# START OF Material for this task

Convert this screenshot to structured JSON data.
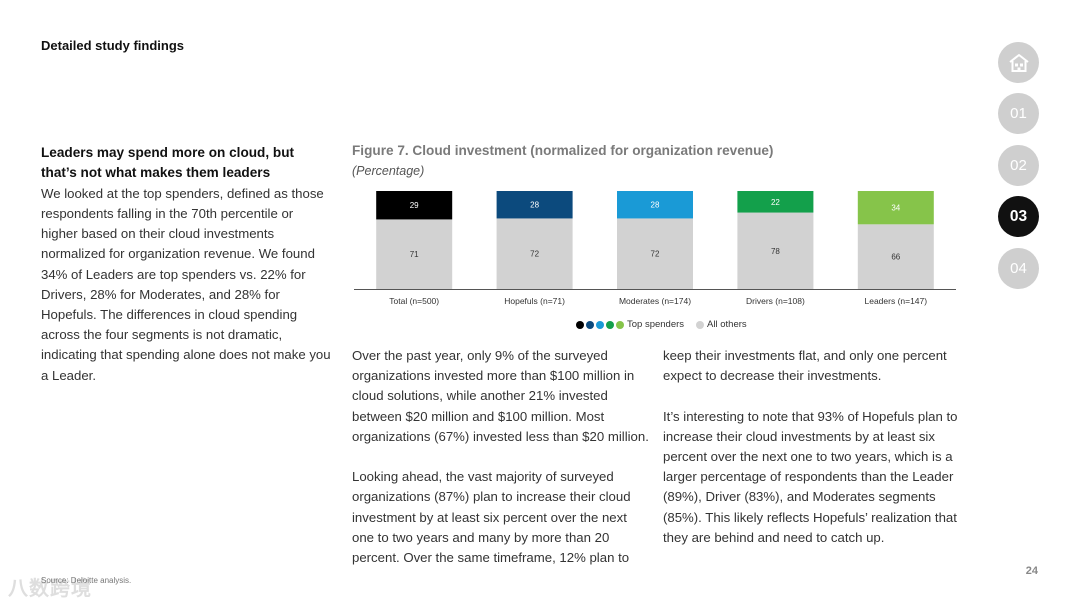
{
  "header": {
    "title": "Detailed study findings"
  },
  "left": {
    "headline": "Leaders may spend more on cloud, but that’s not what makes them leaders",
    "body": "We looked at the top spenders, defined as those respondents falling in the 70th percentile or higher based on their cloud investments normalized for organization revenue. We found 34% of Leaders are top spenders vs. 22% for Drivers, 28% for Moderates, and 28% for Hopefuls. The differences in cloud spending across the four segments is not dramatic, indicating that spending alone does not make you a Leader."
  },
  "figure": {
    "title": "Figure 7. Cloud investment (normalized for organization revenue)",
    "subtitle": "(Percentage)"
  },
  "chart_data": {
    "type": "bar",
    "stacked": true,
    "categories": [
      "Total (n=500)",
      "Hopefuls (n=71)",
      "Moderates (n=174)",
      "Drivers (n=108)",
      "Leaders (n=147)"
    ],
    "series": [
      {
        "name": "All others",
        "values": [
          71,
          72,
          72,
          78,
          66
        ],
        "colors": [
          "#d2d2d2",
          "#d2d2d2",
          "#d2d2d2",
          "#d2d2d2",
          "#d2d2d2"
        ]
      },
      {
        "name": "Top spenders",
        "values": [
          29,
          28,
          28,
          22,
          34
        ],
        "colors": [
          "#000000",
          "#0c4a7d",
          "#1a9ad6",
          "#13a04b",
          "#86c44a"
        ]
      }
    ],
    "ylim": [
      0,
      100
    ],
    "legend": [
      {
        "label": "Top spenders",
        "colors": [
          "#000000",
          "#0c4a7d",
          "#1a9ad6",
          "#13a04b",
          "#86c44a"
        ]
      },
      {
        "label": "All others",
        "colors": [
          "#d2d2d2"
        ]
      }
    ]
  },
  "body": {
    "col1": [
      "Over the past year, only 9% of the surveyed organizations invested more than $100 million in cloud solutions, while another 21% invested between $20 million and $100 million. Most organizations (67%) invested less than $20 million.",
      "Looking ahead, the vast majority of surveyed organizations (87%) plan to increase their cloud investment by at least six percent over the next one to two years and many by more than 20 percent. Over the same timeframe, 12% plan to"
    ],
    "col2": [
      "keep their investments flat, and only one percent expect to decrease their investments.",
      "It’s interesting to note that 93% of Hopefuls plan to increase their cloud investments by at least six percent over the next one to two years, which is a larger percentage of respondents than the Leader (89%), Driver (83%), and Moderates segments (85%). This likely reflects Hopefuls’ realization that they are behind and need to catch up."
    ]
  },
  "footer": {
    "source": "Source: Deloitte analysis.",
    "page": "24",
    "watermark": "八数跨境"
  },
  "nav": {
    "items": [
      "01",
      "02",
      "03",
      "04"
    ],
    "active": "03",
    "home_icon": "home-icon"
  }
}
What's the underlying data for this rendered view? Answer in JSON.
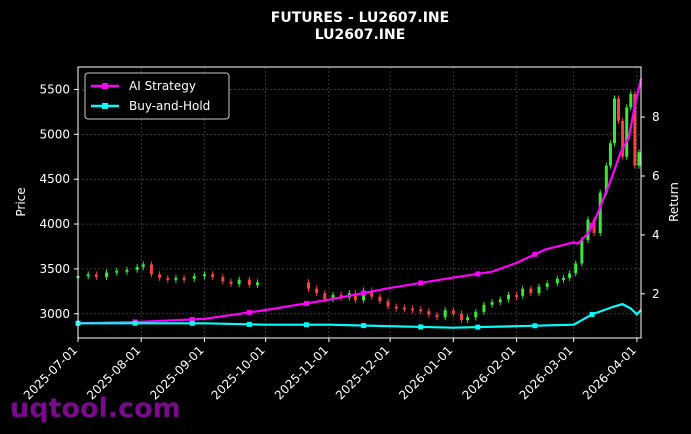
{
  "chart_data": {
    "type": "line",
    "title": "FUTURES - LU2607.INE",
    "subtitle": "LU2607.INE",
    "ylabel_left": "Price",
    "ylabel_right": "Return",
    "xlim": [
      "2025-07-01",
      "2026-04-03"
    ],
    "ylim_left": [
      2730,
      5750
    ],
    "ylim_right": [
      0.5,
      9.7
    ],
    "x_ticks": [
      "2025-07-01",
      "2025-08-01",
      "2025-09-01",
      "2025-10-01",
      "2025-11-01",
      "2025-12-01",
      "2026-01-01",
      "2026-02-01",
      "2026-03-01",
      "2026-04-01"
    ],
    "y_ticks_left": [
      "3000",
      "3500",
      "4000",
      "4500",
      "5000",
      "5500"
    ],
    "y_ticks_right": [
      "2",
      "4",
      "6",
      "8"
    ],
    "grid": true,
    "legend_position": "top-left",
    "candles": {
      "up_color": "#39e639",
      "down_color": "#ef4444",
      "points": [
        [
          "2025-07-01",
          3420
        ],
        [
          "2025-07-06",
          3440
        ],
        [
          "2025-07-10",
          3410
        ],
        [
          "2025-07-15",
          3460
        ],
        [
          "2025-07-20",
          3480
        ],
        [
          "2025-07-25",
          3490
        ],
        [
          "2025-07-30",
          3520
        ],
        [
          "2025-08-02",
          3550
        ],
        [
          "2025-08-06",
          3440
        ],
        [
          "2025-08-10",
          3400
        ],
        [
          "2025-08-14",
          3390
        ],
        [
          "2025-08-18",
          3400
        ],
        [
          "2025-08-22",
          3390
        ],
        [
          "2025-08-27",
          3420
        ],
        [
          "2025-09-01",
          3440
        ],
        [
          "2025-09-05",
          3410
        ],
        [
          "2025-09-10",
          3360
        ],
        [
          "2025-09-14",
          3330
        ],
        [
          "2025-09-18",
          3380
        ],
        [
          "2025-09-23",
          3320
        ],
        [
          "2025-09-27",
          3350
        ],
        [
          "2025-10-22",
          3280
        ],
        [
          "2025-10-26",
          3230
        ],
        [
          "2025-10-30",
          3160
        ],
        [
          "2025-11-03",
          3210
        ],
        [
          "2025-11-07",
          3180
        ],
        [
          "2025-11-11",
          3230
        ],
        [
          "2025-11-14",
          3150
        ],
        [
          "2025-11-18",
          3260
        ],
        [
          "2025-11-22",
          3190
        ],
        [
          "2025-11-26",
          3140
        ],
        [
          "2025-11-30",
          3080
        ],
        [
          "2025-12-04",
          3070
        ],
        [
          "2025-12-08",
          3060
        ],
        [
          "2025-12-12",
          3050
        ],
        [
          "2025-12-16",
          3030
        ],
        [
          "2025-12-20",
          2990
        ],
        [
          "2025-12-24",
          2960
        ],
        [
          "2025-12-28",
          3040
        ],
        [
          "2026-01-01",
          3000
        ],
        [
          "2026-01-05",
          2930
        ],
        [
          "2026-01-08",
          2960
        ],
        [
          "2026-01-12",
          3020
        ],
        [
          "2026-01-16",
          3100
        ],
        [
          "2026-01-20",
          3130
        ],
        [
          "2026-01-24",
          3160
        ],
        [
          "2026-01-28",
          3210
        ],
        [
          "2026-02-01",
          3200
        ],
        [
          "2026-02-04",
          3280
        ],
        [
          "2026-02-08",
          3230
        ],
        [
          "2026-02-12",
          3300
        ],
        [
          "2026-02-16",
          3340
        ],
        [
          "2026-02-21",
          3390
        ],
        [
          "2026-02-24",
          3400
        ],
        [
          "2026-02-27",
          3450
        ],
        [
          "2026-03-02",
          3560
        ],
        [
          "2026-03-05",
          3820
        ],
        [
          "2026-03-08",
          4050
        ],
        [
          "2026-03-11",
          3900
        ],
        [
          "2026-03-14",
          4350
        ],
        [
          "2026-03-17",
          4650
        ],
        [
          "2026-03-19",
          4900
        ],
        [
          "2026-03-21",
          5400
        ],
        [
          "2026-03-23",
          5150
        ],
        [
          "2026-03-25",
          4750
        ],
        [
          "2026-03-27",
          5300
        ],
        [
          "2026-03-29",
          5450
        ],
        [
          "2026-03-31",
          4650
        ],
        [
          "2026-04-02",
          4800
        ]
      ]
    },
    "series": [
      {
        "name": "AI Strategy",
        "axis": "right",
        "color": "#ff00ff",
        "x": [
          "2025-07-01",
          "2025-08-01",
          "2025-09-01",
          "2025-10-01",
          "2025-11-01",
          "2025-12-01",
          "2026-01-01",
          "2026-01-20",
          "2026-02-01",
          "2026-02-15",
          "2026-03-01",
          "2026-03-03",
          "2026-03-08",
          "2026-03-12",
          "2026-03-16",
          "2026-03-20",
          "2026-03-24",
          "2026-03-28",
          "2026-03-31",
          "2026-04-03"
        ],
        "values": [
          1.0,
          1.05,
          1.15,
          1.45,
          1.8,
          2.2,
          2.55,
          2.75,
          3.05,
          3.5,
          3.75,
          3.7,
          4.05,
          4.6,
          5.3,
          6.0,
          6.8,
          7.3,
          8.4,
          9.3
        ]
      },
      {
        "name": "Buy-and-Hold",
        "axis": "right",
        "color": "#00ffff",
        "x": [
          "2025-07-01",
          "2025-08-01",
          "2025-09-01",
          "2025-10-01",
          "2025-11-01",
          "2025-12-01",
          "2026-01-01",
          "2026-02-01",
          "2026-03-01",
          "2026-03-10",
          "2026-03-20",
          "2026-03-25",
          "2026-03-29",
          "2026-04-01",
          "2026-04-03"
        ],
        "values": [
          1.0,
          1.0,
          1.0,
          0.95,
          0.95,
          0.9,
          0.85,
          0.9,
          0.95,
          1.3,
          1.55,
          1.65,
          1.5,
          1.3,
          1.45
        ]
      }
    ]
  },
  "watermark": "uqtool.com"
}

# END OF Material for this task

To be done: Show every line from the entries above in which "that" appears.

Exercise answer:
    "headline": "Leaders may spend more on cloud, but that’s not what makes them leaders",
    "body": "We looked at the top spenders, defined as those respondents falling in the 70th percentile or higher based on their cloud investments normalized for organization revenue. We found 34% of Leaders are top spenders vs. 22% for Drivers, 28% for Moderates, and 28% for Hopefuls. The differences in cloud spending across the four segments is not dramatic, indicating that spending alone does not make you a Leader."
      "It’s interesting to note that 93% of Hopefuls plan to increase their cloud investments by at least six percent over the next one to two years, which is a larger percentage of respondents than the Leader (89%), Driver (83%), and Moderates segments (85%). This likely reflects Hopefuls’ realization that they are behind and need to catch up."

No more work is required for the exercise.